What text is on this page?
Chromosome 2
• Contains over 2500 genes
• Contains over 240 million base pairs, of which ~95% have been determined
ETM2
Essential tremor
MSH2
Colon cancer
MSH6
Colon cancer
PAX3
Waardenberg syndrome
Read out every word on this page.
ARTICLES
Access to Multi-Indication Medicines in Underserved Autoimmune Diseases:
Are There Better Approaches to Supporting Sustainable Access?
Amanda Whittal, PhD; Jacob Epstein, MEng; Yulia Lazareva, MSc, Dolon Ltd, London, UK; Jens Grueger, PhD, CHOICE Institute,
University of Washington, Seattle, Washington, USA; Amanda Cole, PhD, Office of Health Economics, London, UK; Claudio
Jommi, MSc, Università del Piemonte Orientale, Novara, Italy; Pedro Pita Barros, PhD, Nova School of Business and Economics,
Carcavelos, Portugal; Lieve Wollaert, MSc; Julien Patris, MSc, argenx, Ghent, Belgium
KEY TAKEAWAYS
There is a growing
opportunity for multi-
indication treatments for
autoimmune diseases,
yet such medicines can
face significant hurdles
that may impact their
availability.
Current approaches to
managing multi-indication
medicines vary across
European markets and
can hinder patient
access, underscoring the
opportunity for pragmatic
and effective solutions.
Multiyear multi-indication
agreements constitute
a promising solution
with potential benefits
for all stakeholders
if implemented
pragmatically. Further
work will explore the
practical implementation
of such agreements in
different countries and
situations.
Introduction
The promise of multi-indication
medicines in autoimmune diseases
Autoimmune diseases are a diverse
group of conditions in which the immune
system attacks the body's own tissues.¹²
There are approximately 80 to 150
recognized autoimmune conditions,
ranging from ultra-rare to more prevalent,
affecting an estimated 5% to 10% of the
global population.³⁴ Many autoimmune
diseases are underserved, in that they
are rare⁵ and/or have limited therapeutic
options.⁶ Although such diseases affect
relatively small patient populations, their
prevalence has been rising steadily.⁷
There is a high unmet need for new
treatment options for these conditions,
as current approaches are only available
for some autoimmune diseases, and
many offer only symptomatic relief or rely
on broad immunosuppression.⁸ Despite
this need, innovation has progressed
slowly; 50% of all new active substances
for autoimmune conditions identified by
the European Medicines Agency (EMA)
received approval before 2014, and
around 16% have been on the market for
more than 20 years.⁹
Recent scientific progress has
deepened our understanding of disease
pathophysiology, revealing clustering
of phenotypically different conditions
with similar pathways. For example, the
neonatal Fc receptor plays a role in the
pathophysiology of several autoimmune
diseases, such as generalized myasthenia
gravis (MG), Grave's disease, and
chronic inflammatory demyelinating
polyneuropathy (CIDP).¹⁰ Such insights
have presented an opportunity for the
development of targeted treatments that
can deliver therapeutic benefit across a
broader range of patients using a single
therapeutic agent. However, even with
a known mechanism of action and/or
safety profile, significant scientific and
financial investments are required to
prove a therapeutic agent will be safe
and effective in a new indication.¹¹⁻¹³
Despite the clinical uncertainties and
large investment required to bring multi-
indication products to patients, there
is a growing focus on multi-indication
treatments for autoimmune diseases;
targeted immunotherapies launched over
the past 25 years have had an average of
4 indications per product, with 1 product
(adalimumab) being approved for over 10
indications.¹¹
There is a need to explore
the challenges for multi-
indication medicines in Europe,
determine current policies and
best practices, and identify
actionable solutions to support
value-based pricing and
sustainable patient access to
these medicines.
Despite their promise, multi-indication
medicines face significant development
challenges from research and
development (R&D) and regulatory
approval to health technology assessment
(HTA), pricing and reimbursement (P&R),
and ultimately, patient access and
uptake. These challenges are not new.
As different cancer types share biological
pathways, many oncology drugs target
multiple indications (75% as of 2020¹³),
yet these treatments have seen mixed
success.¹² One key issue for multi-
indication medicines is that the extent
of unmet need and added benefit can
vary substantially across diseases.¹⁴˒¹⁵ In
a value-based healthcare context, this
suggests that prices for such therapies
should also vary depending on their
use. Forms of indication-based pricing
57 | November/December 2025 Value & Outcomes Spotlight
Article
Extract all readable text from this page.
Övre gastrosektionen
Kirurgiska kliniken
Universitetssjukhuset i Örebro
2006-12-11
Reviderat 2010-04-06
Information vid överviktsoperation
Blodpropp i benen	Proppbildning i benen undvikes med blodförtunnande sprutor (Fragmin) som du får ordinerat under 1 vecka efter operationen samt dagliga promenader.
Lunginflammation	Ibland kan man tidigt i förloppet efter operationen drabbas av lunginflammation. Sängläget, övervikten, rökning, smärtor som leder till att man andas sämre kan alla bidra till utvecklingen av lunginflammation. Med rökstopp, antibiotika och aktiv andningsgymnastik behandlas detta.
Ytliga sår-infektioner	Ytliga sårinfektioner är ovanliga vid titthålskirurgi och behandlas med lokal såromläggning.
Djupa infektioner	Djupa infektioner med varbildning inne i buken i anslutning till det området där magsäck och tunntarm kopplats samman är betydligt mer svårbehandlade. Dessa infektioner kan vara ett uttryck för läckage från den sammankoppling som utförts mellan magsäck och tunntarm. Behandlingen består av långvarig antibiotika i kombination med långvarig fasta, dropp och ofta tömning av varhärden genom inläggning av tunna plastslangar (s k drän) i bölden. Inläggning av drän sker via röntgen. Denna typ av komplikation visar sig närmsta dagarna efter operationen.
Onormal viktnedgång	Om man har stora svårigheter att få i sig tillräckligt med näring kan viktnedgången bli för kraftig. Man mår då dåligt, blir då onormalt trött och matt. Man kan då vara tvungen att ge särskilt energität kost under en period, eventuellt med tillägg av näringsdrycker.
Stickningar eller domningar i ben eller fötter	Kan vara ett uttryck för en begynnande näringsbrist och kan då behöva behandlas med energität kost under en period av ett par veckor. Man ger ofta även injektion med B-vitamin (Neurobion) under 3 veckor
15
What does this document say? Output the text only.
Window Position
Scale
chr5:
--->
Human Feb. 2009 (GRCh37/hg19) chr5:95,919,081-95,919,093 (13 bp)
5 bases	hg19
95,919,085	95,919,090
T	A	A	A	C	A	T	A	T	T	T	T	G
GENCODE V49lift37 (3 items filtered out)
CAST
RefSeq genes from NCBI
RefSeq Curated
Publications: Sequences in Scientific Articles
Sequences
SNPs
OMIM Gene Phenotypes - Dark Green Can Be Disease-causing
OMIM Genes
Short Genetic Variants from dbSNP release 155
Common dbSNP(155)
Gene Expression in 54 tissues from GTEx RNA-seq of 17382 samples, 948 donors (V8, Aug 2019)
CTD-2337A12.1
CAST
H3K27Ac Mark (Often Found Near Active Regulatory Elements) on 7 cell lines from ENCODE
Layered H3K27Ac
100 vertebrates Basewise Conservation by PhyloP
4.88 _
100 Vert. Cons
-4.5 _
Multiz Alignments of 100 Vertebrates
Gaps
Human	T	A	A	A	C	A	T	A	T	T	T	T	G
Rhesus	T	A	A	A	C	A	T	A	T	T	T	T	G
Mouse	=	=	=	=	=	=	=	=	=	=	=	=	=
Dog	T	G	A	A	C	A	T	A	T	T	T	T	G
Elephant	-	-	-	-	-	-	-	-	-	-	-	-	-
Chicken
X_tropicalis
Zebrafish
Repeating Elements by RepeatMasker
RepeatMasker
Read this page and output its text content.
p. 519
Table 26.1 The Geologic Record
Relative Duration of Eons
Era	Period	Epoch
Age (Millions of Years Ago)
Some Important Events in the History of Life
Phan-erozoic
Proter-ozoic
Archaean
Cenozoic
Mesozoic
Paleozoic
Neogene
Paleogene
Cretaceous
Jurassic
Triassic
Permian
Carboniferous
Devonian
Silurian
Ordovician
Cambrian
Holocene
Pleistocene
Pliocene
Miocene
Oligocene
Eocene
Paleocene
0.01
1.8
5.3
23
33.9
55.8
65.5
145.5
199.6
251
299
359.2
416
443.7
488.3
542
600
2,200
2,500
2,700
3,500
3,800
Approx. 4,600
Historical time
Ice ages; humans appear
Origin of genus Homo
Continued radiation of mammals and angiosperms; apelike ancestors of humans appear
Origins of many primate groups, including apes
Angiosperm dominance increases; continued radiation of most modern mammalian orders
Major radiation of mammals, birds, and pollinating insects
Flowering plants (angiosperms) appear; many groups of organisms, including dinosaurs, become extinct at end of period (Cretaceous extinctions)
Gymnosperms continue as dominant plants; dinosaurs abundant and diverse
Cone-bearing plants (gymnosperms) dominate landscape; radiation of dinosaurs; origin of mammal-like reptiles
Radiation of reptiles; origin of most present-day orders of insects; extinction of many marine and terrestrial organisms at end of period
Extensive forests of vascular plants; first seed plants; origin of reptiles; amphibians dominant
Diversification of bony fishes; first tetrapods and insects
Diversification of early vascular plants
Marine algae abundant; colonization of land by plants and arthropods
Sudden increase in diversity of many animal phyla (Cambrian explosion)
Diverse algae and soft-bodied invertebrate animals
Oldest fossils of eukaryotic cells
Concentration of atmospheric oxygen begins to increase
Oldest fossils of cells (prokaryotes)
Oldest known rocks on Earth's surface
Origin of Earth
================================
What lines above hold the word "indications"? List them all.

Answer section »
4 indications per product, with 1 product
indications.¹¹
multiple indications (75% as of 2020¹³),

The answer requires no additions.